■ What the task asks
The exercise asks for every line of the data to be reproduced exactly.

■ Input
§

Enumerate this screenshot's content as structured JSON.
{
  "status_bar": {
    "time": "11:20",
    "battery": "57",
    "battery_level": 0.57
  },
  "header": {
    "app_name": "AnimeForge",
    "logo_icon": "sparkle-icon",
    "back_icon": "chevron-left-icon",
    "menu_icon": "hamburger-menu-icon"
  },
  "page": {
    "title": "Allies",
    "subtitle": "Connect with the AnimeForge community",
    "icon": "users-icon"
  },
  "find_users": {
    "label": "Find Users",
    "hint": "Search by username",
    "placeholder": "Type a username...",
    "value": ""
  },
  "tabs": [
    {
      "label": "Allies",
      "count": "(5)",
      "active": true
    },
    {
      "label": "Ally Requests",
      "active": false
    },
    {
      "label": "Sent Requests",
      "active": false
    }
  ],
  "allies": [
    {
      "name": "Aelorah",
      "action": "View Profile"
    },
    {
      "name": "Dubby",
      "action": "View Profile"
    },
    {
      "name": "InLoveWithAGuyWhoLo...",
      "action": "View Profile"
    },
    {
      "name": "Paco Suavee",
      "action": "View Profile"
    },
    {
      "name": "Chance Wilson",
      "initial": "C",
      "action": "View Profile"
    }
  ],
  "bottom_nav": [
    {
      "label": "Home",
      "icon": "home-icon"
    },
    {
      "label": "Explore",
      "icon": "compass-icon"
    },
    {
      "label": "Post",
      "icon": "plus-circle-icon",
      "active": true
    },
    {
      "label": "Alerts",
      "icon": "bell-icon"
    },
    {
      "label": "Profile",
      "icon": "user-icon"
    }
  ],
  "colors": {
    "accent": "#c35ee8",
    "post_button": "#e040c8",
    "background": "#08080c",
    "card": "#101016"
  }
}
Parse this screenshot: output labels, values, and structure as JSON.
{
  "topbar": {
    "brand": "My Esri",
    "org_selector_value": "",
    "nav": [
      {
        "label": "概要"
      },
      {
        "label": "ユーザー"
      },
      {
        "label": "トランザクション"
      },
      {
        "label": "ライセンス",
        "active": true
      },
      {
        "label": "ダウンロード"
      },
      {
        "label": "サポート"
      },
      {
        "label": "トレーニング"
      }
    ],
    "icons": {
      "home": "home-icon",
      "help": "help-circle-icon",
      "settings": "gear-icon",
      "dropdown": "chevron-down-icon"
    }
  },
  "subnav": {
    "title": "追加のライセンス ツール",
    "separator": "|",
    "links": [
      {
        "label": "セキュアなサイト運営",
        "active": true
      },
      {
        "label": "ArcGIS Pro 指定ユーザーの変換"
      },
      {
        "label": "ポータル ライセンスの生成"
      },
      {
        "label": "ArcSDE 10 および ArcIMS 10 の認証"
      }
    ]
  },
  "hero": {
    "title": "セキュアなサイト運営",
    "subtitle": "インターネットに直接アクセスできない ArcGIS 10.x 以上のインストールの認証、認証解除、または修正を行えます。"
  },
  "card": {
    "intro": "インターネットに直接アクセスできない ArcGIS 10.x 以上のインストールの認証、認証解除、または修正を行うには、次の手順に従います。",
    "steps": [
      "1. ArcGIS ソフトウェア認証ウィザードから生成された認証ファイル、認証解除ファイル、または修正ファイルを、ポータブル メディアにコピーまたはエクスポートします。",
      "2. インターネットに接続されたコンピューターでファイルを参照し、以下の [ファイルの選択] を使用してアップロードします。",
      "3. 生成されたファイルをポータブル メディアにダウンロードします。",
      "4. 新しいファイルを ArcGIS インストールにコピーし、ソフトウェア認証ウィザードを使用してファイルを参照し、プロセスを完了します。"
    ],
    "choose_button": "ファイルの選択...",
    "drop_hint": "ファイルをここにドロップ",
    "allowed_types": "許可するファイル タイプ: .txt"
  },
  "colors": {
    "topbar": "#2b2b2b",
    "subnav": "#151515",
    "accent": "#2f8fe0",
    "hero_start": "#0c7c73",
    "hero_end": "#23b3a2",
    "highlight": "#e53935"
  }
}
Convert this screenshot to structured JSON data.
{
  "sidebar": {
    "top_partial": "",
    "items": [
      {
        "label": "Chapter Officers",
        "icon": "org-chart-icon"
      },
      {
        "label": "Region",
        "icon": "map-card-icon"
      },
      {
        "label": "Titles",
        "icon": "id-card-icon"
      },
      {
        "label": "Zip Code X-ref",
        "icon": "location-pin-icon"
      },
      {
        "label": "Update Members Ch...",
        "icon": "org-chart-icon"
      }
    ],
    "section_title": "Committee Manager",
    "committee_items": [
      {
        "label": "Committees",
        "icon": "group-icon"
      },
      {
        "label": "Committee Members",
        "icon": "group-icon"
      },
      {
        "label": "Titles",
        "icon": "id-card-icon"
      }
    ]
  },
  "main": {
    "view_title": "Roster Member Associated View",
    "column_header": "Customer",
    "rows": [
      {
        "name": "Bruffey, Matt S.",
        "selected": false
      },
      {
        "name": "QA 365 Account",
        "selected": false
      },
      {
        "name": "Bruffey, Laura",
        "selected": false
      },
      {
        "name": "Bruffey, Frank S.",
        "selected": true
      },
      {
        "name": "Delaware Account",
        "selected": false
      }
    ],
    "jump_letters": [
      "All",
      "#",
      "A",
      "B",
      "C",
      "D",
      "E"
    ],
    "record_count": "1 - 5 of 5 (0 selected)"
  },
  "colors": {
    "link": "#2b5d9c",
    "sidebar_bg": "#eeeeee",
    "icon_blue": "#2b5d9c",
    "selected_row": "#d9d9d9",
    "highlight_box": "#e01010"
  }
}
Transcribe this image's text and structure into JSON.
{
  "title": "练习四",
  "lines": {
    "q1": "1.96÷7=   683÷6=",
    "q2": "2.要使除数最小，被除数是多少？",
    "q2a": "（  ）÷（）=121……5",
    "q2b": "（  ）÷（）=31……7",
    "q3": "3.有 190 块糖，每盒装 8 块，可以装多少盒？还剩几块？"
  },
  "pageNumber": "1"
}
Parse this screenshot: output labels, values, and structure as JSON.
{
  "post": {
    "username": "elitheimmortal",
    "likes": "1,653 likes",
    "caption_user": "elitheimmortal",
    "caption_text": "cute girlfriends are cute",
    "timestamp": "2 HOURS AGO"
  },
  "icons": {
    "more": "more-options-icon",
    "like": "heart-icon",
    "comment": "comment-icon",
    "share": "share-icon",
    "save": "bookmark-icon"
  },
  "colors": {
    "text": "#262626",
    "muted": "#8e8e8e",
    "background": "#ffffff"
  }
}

§

■ Written solution
Enumerate this screenshot's content as structured JSON.
{
  "status_bar": {
    "time": "11:20",
    "battery": "57",
    "battery_level": 0.57
  },
  "header": {
    "app_name": "AnimeForge",
    "logo_icon": "sparkle-icon",
    "back_icon": "chevron-left-icon",
    "menu_icon": "hamburger-menu-icon"
  },
  "page": {
    "title": "Allies",
    "subtitle": "Connect with the AnimeForge community",
    "icon": "users-icon"
  },
  "find_users": {
    "label": "Find Users",
    "hint": "Search by username",
    "placeholder": "Type a username...",
    "value": ""
  },
  "tabs": [
    {
      "label": "Allies",
      "count": "(5)",
      "active": true
    },
    {
      "label": "Ally Requests",
      "active": false
    },
    {
      "label": "Sent Requests",
      "active": false
    }
  ],
  "allies": [
    {
      "name": "Aelorah",
      "action": "View Profile"
    },
    {
      "name": "Dubby",
      "action": "View Profile"
    },
    {
      "name": "InLoveWithAGuyWhoLo...",
      "action": "View Profile"
    },
    {
      "name": "Paco Suavee",
      "action": "View Profile"
    },
    {
      "name": "Chance Wilson",
      "initial": "C",
      "action": "View Profile"
    }
  ],
  "bottom_nav": [
    {
      "label": "Home",
      "icon": "home-icon"
    },
    {
      "label": "Explore",
      "icon": "compass-icon"
    },
    {
      "label": "Post",
      "icon": "plus-circle-icon",
      "active": true
    },
    {
      "label": "Alerts",
      "icon": "bell-icon"
    },
    {
      "label": "Profile",
      "icon": "user-icon"
    }
  ],
  "colors": {
    "accent": "#c35ee8",
    "post_button": "#e040c8",
    "background": "#08080c",
    "card": "#101016"
  }
}
Parse this screenshot: output labels, values, and structure as JSON.
{
  "topbar": {
    "brand": "My Esri",
    "org_selector_value": "",
    "nav": [
      {
        "label": "概要"
      },
      {
        "label": "ユーザー"
      },
      {
        "label": "トランザクション"
      },
      {
        "label": "ライセンス",
        "active": true
      },
      {
        "label": "ダウンロード"
      },
      {
        "label": "サポート"
      },
      {
        "label": "トレーニング"
      }
    ],
    "icons": {
      "home": "home-icon",
      "help": "help-circle-icon",
      "settings": "gear-icon",
      "dropdown": "chevron-down-icon"
    }
  },
  "subnav": {
    "title": "追加のライセンス ツール",
    "separator": "|",
    "links": [
      {
        "label": "セキュアなサイト運営",
        "active": true
      },
      {
        "label": "ArcGIS Pro 指定ユーザーの変換"
      },
      {
        "label": "ポータル ライセンスの生成"
      },
      {
        "label": "ArcSDE 10 および ArcIMS 10 の認証"
      }
    ]
  },
  "hero": {
    "title": "セキュアなサイト運営",
    "subtitle": "インターネットに直接アクセスできない ArcGIS 10.x 以上のインストールの認証、認証解除、または修正を行えます。"
  },
  "card": {
    "intro": "インターネットに直接アクセスできない ArcGIS 10.x 以上のインストールの認証、認証解除、または修正を行うには、次の手順に従います。",
    "steps": [
      "1. ArcGIS ソフトウェア認証ウィザードから生成された認証ファイル、認証解除ファイル、または修正ファイルを、ポータブル メディアにコピーまたはエクスポートします。",
      "2. インターネットに接続されたコンピューターでファイルを参照し、以下の [ファイルの選択] を使用してアップロードします。",
      "3. 生成されたファイルをポータブル メディアにダウンロードします。",
      "4. 新しいファイルを ArcGIS インストールにコピーし、ソフトウェア認証ウィザードを使用してファイルを参照し、プロセスを完了します。"
    ],
    "choose_button": "ファイルの選択...",
    "drop_hint": "ファイルをここにドロップ",
    "allowed_types": "許可するファイル タイプ: .txt"
  },
  "colors": {
    "topbar": "#2b2b2b",
    "subnav": "#151515",
    "accent": "#2f8fe0",
    "hero_start": "#0c7c73",
    "hero_end": "#23b3a2",
    "highlight": "#e53935"
  }
}
Convert this screenshot to structured JSON data.
{
  "sidebar": {
    "top_partial": "",
    "items": [
      {
        "label": "Chapter Officers",
        "icon": "org-chart-icon"
      },
      {
        "label": "Region",
        "icon": "map-card-icon"
      },
      {
        "label": "Titles",
        "icon": "id-card-icon"
      },
      {
        "label": "Zip Code X-ref",
        "icon": "location-pin-icon"
      },
      {
        "label": "Update Members Ch...",
        "icon": "org-chart-icon"
      }
    ],
    "section_title": "Committee Manager",
    "committee_items": [
      {
        "label": "Committees",
        "icon": "group-icon"
      },
      {
        "label": "Committee Members",
        "icon": "group-icon"
      },
      {
        "label": "Titles",
        "icon": "id-card-icon"
      }
    ]
  },
  "main": {
    "view_title": "Roster Member Associated View",
    "column_header": "Customer",
    "rows": [
      {
        "name": "Bruffey, Matt S.",
        "selected": false
      },
      {
        "name": "QA 365 Account",
        "selected": false
      },
      {
        "name": "Bruffey, Laura",
        "selected": false
      },
      {
        "name": "Bruffey, Frank S.",
        "selected": true
      },
      {
        "name": "Delaware Account",
        "selected": false
      }
    ],
    "jump_letters": [
      "All",
      "#",
      "A",
      "B",
      "C",
      "D",
      "E"
    ],
    "record_count": "1 - 5 of 5 (0 selected)"
  },
  "colors": {
    "link": "#2b5d9c",
    "sidebar_bg": "#eeeeee",
    "icon_blue": "#2b5d9c",
    "selected_row": "#d9d9d9",
    "highlight_box": "#e01010"
  }
}
Transcribe this image's text and structure into JSON.
{
  "title": "练习四",
  "lines": {
    "q1": "1.96÷7=   683÷6=",
    "q2": "2.要使除数最小，被除数是多少？",
    "q2a": "（  ）÷（）=121……5",
    "q2b": "（  ）÷（）=31……7",
    "q3": "3.有 190 块糖，每盒装 8 块，可以装多少盒？还剩几块？"
  },
  "pageNumber": "1"
}
Parse this screenshot: output labels, values, and structure as JSON.
{
  "post": {
    "username": "elitheimmortal",
    "likes": "1,653 likes",
    "caption_user": "elitheimmortal",
    "caption_text": "cute girlfriends are cute",
    "timestamp": "2 HOURS AGO"
  },
  "icons": {
    "more": "more-options-icon",
    "like": "heart-icon",
    "comment": "comment-icon",
    "share": "share-icon",
    "save": "bookmark-icon"
  },
  "colors": {
    "text": "#262626",
    "muted": "#8e8e8e",
    "background": "#ffffff"
  }
}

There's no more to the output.